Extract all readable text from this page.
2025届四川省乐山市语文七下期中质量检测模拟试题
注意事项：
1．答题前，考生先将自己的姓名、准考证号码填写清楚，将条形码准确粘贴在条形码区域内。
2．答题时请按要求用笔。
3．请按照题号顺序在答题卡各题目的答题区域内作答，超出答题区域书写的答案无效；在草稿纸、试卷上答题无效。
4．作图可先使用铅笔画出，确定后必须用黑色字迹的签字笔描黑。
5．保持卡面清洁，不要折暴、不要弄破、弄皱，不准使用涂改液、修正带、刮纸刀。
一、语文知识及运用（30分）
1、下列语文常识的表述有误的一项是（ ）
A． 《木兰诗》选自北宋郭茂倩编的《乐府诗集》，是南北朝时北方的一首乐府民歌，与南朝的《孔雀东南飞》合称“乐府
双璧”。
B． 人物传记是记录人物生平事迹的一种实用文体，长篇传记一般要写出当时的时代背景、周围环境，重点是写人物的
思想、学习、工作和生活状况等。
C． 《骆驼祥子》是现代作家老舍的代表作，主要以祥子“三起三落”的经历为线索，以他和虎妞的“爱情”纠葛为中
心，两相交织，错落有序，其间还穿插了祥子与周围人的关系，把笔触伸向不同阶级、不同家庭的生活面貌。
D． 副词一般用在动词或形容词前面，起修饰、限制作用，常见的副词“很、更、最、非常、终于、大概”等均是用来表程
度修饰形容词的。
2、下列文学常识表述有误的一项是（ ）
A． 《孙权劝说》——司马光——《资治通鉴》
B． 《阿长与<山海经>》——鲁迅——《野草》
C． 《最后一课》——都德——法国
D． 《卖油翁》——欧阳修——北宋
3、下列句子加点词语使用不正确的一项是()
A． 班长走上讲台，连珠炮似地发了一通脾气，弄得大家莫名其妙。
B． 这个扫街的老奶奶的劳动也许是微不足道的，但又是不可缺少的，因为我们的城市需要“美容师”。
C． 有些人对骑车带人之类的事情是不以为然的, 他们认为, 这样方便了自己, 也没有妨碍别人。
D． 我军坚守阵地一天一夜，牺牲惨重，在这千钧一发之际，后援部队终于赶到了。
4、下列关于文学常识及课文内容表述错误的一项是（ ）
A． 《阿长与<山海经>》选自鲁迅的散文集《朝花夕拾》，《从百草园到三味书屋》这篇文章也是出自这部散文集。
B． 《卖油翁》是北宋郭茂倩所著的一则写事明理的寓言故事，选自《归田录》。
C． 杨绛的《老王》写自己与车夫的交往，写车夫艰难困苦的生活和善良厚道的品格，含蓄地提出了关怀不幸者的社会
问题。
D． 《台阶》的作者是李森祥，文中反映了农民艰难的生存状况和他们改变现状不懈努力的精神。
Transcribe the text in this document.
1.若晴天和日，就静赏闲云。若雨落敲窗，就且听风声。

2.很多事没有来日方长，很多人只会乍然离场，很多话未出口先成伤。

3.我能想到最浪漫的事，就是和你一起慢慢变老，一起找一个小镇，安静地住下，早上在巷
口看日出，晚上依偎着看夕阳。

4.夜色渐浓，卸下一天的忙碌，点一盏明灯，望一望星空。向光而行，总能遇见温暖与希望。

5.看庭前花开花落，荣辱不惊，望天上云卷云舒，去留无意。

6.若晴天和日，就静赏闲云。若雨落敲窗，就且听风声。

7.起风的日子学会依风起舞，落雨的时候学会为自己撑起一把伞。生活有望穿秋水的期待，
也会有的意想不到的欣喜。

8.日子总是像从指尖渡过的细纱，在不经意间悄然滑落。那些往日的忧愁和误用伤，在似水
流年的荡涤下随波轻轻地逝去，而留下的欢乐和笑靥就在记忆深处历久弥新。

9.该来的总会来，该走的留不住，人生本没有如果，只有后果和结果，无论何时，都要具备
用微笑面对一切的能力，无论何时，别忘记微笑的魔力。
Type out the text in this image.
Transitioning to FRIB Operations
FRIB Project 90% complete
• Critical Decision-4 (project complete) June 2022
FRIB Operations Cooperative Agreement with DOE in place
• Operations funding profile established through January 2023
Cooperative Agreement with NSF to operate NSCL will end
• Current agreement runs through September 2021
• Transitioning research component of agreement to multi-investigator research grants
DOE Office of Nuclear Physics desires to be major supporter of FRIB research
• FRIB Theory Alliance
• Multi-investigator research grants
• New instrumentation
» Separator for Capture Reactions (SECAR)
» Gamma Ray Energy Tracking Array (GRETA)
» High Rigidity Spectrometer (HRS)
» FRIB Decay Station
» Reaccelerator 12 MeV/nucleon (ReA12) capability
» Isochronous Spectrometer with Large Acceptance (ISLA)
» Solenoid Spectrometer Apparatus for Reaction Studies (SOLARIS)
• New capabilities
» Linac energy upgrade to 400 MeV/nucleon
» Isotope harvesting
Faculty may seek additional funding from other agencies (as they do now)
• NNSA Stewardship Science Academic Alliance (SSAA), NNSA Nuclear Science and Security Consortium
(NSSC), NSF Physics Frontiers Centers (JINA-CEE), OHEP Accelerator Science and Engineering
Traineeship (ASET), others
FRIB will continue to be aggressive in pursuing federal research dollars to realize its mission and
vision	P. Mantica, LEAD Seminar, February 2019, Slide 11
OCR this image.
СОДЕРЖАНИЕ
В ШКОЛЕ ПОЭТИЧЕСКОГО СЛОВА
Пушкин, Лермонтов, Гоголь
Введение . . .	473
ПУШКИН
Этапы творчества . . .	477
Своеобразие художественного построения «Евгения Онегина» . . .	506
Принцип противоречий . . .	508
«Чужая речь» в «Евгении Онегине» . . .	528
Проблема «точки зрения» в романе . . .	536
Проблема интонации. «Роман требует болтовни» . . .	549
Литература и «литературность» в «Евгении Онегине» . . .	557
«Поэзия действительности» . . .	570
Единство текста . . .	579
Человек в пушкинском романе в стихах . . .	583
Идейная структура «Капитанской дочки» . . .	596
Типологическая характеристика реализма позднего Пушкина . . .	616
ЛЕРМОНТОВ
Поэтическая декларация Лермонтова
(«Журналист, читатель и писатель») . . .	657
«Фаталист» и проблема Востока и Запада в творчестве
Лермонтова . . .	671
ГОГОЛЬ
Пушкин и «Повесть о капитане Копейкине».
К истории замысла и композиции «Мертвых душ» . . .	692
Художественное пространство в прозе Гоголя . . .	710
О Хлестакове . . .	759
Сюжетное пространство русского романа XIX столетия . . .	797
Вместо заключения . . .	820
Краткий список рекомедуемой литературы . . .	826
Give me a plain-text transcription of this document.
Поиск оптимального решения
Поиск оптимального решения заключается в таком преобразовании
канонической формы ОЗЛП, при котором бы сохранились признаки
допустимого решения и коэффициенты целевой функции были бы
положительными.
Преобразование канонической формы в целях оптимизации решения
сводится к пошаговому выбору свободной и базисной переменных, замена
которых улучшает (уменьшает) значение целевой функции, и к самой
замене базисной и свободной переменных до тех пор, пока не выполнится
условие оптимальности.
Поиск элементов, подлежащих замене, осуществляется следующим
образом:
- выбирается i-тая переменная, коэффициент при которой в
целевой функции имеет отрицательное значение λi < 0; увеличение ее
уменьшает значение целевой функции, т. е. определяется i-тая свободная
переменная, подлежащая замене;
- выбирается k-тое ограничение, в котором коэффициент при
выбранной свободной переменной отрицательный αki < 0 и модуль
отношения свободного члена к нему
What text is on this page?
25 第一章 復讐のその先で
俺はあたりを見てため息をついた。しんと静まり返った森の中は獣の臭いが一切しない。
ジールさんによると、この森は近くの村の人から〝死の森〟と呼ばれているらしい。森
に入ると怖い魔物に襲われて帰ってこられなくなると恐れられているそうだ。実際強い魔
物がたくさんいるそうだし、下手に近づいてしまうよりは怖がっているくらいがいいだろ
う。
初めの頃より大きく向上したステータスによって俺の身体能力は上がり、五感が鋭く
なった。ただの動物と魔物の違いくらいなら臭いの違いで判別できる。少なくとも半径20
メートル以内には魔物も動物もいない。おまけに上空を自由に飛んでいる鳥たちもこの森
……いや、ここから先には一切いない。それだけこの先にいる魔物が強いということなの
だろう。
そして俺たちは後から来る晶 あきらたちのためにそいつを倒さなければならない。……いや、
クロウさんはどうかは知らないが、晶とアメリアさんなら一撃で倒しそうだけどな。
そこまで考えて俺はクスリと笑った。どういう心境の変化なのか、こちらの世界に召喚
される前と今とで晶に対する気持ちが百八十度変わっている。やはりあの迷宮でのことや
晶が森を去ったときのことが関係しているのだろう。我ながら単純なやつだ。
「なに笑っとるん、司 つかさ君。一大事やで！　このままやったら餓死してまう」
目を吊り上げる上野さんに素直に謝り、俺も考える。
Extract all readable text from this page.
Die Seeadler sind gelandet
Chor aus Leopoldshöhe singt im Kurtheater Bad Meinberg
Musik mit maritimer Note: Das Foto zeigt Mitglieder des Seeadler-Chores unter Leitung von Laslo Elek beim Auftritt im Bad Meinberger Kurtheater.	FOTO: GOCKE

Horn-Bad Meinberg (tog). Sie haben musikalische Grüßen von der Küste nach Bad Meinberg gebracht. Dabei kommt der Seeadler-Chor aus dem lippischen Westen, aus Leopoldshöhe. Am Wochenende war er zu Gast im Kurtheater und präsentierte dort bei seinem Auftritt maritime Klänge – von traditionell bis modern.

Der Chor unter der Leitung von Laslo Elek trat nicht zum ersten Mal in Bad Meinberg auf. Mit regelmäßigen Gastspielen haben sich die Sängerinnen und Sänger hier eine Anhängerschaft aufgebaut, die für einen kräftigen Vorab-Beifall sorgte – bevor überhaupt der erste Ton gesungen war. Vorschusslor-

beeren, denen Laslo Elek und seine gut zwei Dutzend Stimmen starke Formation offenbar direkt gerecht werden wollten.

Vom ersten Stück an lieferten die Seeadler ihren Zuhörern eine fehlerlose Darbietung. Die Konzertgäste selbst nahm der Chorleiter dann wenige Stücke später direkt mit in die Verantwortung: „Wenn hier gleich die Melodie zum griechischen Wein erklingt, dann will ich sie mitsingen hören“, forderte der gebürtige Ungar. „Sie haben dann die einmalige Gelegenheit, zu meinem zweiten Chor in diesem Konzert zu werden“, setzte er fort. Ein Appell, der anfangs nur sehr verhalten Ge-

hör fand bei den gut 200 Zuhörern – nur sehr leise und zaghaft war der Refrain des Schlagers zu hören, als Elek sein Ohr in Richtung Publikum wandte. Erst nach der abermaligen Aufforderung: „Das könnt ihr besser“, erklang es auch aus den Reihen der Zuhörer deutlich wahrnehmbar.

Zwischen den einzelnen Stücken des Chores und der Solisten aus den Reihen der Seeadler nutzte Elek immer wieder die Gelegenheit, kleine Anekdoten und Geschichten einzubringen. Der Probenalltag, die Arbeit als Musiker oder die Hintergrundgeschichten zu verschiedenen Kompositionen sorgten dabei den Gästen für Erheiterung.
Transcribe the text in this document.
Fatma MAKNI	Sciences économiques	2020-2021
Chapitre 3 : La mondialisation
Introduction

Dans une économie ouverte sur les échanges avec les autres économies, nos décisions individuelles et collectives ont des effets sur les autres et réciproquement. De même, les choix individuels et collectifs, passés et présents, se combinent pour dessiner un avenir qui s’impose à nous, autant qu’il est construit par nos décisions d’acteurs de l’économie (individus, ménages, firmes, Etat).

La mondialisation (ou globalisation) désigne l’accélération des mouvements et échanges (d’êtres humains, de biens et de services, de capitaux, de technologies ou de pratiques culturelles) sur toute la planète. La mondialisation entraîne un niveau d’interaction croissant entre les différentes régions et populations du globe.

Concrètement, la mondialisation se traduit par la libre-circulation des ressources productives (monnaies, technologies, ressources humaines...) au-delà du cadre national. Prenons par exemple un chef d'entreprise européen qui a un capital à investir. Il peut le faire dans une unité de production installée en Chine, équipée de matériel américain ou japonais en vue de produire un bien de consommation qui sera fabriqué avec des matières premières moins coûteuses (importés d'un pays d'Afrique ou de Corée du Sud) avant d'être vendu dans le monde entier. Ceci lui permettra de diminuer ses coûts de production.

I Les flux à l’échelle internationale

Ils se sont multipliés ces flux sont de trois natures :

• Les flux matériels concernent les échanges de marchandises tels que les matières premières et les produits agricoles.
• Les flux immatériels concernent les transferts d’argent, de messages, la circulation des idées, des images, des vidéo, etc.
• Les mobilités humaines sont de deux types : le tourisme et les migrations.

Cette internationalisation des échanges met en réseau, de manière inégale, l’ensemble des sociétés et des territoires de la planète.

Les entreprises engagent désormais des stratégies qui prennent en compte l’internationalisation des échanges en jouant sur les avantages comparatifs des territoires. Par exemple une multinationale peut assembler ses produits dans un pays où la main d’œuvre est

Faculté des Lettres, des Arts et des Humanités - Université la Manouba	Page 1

[Aim of the exercise]:
Filter the data for the string "значение" and copy every line that has it.

[Written solution]:
которых улучшает (уменьшает) значение целевой функции, и к самой
целевой функции имеет отрицательное значение λi < 0; увеличение ее
уменьшает значение целевой функции, т. е. определяется i-тая свободная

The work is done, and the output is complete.